- OBJECTIVE
Return each entry exactly, omitting nothing.

- MATERIAL FOR THIS EXERCISE
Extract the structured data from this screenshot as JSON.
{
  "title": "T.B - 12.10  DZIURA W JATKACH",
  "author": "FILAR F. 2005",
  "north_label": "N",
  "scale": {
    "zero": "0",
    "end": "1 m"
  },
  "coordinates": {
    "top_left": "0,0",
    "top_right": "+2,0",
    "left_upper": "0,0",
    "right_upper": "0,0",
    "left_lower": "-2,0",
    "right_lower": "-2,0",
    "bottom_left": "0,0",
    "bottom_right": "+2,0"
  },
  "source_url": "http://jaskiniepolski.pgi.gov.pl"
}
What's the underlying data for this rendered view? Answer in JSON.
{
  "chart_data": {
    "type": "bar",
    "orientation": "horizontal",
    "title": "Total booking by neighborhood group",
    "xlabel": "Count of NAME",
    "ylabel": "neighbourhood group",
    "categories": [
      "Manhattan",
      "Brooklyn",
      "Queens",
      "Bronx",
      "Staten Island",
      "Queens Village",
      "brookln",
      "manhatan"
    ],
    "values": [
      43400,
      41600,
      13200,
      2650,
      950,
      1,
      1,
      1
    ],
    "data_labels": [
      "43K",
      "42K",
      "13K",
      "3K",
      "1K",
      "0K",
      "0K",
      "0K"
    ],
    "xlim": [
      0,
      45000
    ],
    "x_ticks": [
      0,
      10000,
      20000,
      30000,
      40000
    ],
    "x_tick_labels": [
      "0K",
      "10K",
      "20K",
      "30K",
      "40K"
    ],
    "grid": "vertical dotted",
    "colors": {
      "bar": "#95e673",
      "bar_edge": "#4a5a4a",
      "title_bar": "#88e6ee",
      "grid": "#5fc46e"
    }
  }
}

- RESPONSE TO THE TASK
Extract the structured data from this screenshot as JSON.
{
  "title": "T.B - 12.10  DZIURA W JATKACH",
  "author": "FILAR F. 2005",
  "north_label": "N",
  "scale": {
    "zero": "0",
    "end": "1 m"
  },
  "coordinates": {
    "top_left": "0,0",
    "top_right": "+2,0",
    "left_upper": "0,0",
    "right_upper": "0,0",
    "left_lower": "-2,0",
    "right_lower": "-2,0",
    "bottom_left": "0,0",
    "bottom_right": "+2,0"
  },
  "source_url": "http://jaskiniepolski.pgi.gov.pl"
}
What's the underlying data for this rendered view? Answer in JSON.
{
  "chart_data": {
    "type": "bar",
    "orientation": "horizontal",
    "title": "Total booking by neighborhood group",
    "xlabel": "Count of NAME",
    "ylabel": "neighbourhood group",
    "categories": [
      "Manhattan",
      "Brooklyn",
      "Queens",
      "Bronx",
      "Staten Island",
      "Queens Village",
      "brookln",
      "manhatan"
    ],
    "values": [
      43400,
      41600,
      13200,
      2650,
      950,
      1,
      1,
      1
    ],
    "data_labels": [
      "43K",
      "42K",
      "13K",
      "3K",
      "1K",
      "0K",
      "0K",
      "0K"
    ],
    "xlim": [
      0,
      45000
    ],
    "x_ticks": [
      0,
      10000,
      20000,
      30000,
      40000
    ],
    "x_tick_labels": [
      "0K",
      "10K",
      "20K",
      "30K",
      "40K"
    ],
    "grid": "vertical dotted",
    "colors": {
      "bar": "#95e673",
      "bar_edge": "#4a5a4a",
      "title_bar": "#88e6ee",
      "grid": "#5fc46e"
    }
  }
}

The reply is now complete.